**Problem:** Express the records from the line containing "Localize all elements." up to and including the line containing "- tab-scene[interactable]: ▦" as a two-column CSV with the columns input and output. Use one row per record, put each field in quotes, and replace line breaks with spaces.

**Entries supplied:**
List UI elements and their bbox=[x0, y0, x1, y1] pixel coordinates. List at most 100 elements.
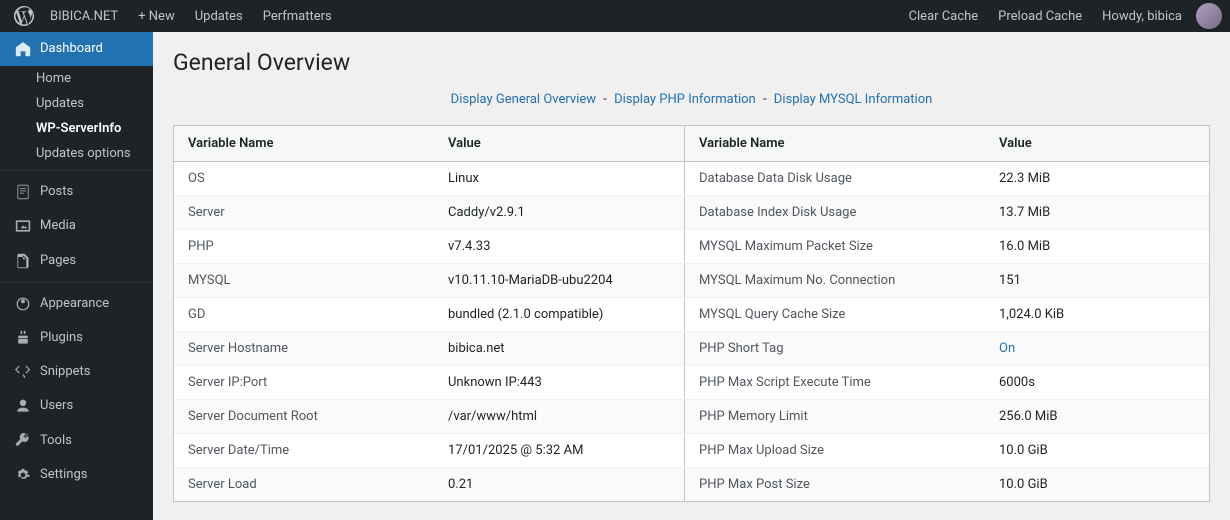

* * *

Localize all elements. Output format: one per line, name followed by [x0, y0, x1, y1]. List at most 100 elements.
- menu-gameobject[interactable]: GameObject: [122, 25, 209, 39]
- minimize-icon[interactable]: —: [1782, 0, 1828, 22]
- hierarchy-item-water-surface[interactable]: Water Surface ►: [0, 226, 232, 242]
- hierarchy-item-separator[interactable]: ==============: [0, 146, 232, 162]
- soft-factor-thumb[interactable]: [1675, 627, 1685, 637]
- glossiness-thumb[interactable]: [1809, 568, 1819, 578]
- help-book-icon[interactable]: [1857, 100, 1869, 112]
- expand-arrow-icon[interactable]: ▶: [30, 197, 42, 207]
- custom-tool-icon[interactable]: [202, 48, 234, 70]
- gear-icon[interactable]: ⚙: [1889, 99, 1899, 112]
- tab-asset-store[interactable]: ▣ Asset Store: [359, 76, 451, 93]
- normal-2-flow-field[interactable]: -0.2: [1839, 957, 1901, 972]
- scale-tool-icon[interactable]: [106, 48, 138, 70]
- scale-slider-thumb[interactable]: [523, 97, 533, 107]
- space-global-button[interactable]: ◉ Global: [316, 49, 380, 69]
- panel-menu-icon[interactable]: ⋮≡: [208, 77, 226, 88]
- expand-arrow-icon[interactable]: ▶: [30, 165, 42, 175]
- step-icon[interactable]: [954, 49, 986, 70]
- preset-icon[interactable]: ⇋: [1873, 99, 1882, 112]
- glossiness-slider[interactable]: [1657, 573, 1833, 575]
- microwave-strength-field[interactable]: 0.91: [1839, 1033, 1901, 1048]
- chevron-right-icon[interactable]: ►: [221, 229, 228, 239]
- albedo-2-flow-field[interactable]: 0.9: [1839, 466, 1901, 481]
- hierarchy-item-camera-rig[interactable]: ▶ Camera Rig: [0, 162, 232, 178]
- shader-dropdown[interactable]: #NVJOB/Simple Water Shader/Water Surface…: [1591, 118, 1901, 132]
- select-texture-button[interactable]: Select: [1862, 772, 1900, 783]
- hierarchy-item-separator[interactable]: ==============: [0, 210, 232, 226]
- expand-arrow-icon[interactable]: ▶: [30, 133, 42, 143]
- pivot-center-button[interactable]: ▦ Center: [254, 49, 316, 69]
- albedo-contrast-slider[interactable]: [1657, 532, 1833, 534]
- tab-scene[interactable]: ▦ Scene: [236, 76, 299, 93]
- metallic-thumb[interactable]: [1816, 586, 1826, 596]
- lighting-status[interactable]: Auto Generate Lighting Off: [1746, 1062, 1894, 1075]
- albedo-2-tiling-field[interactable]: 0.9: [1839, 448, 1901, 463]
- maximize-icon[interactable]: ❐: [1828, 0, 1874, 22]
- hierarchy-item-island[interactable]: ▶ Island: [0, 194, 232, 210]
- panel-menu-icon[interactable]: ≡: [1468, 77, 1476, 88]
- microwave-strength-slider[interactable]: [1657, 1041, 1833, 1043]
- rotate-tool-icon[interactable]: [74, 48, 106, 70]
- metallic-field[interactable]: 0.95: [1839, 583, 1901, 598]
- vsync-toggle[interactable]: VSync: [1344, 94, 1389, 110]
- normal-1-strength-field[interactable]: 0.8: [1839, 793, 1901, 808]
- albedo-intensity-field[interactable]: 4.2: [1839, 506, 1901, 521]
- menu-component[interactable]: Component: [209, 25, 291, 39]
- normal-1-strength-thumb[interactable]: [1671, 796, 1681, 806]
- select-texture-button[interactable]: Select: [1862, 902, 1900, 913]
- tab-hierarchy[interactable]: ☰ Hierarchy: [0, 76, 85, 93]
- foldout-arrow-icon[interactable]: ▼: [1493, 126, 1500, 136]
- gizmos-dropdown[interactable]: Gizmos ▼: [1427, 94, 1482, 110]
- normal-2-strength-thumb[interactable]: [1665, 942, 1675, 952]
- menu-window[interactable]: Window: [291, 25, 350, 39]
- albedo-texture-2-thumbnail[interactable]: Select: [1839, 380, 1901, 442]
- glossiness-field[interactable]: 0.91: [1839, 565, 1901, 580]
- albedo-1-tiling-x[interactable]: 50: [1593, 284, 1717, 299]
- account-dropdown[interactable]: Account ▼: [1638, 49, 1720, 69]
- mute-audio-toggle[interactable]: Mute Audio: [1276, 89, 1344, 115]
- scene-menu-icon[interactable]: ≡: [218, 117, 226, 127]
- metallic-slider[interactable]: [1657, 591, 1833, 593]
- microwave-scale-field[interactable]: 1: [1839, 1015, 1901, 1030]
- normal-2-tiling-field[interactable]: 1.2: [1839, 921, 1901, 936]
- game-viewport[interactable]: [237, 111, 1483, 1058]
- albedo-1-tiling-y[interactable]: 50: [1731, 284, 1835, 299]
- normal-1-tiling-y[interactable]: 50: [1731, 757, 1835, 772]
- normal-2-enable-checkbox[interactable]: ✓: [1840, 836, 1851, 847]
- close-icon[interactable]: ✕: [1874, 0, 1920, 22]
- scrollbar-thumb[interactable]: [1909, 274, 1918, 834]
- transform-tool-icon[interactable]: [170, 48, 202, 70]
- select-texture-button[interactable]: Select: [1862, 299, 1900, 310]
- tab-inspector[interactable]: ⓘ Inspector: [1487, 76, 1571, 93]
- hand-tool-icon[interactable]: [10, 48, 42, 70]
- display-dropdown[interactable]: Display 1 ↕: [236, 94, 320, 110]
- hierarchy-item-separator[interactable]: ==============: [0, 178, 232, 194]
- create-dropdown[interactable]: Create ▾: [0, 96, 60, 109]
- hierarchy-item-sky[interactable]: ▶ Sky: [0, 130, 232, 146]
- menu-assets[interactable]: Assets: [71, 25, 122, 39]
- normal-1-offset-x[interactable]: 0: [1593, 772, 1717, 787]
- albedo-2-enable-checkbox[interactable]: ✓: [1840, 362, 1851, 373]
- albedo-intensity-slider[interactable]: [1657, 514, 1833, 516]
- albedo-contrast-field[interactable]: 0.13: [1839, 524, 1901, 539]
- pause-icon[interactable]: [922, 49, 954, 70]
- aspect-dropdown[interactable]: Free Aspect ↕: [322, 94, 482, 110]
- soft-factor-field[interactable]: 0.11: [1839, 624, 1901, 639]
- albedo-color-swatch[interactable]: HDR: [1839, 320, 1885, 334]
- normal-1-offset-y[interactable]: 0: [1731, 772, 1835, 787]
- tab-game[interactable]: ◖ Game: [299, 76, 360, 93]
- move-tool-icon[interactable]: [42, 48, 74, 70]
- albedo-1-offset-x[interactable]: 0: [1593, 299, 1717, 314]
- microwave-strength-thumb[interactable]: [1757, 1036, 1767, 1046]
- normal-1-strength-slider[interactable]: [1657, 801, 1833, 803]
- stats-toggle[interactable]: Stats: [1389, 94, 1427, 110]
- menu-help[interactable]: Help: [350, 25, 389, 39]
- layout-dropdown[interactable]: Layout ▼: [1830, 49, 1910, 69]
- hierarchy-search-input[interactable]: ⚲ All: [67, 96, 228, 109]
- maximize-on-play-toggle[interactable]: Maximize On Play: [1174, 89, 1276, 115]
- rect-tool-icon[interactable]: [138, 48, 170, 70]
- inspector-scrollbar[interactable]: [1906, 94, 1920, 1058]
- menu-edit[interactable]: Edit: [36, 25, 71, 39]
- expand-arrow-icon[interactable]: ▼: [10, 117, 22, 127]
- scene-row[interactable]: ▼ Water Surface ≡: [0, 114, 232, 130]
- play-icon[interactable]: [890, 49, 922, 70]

**Result of this task:**
input,output
"Localize all elements. Output format: one per line, name followed by [x0, y0, x1, y1]. List at most 100 elements.","- menu-gameobject[interactable]: GameObject: [122, 25, 209, 39] - minimize-icon[interactable]: —: [1782, 0, 1828, 22] - hierarchy-item-water-surface[interactable]: Water Surface ►: [0, 226, 232, 242] - hierarchy-item-separator[interactable]: ==============: [0, 146, 232, 162] - soft-factor-thumb[interactable]: [1675, 627, 1685, 637] - glossiness-thumb[interactable]: [1809, 568, 1819, 578] - help-book-icon[interactable]: [1857, 100, 1869, 112] - expand-arrow-icon[interactable]: ▶: [30, 197, 42, 207] - custom-tool-icon[interactable]: [202, 48, 234, 70] - gear-icon[interactable]: ⚙: [1889, 99, 1899, 112] - tab-asset-store[interactable]: ▣ Asset Store: [359, 76, 451, 93] - normal-2-flow-field[interactable]: -0.2: [1839, 957, 1901, 972] - scale-tool-icon[interactable]: [106, 48, 138, 70] - scale-slider-thumb[interactable]: [523, 97, 533, 107] - space-global-button[interactable]: ◉ Global: [316, 49, 380, 69] - panel-menu-icon[interactable]: ⋮≡: [208, 77, 226, 88] - expand-arrow-icon[interactable]: ▶: [30, 165, 42, 175] - step-icon[interactable]: [954, 49, 986, 70] - preset-icon[interactable]: ⇋: [1873, 99, 1882, 112] - glossiness-slider[interactable]: [1657, 573, 1833, 575] - microwave-strength-field[interactable]: 0.91: [1839, 1033, 1901, 1048] - chevron-right-icon[interactable]: ►: [221, 229, 228, 239] - albedo-2-flow-field[interactable]: 0.9: [1839, 466, 1901, 481] - hierarchy-item-camera-rig[interactable]: ▶ Camera Rig: [0, 162, 232, 178] - shader-dropdown[interactable]: #NVJOB/Simple Water Shader/Water Surface…: [1591, 118, 1901, 132] - select-texture-button[interactable]: Select: [1862, 772, 1900, 783] - hierarchy-item-separator[interactable]: ==============: [0, 210, 232, 226] - expand-arrow-icon[interactable]: ▶: [30, 133, 42, 143] - pivot-center-button[interactable]: ▦ Center: [254, 49, 316, 69] - albedo-contrast-slider[interactable]: [1657, 532, 1833, 534] - tab-scene[interactable]: ▦ Scene: [236, 76, 299, 93]"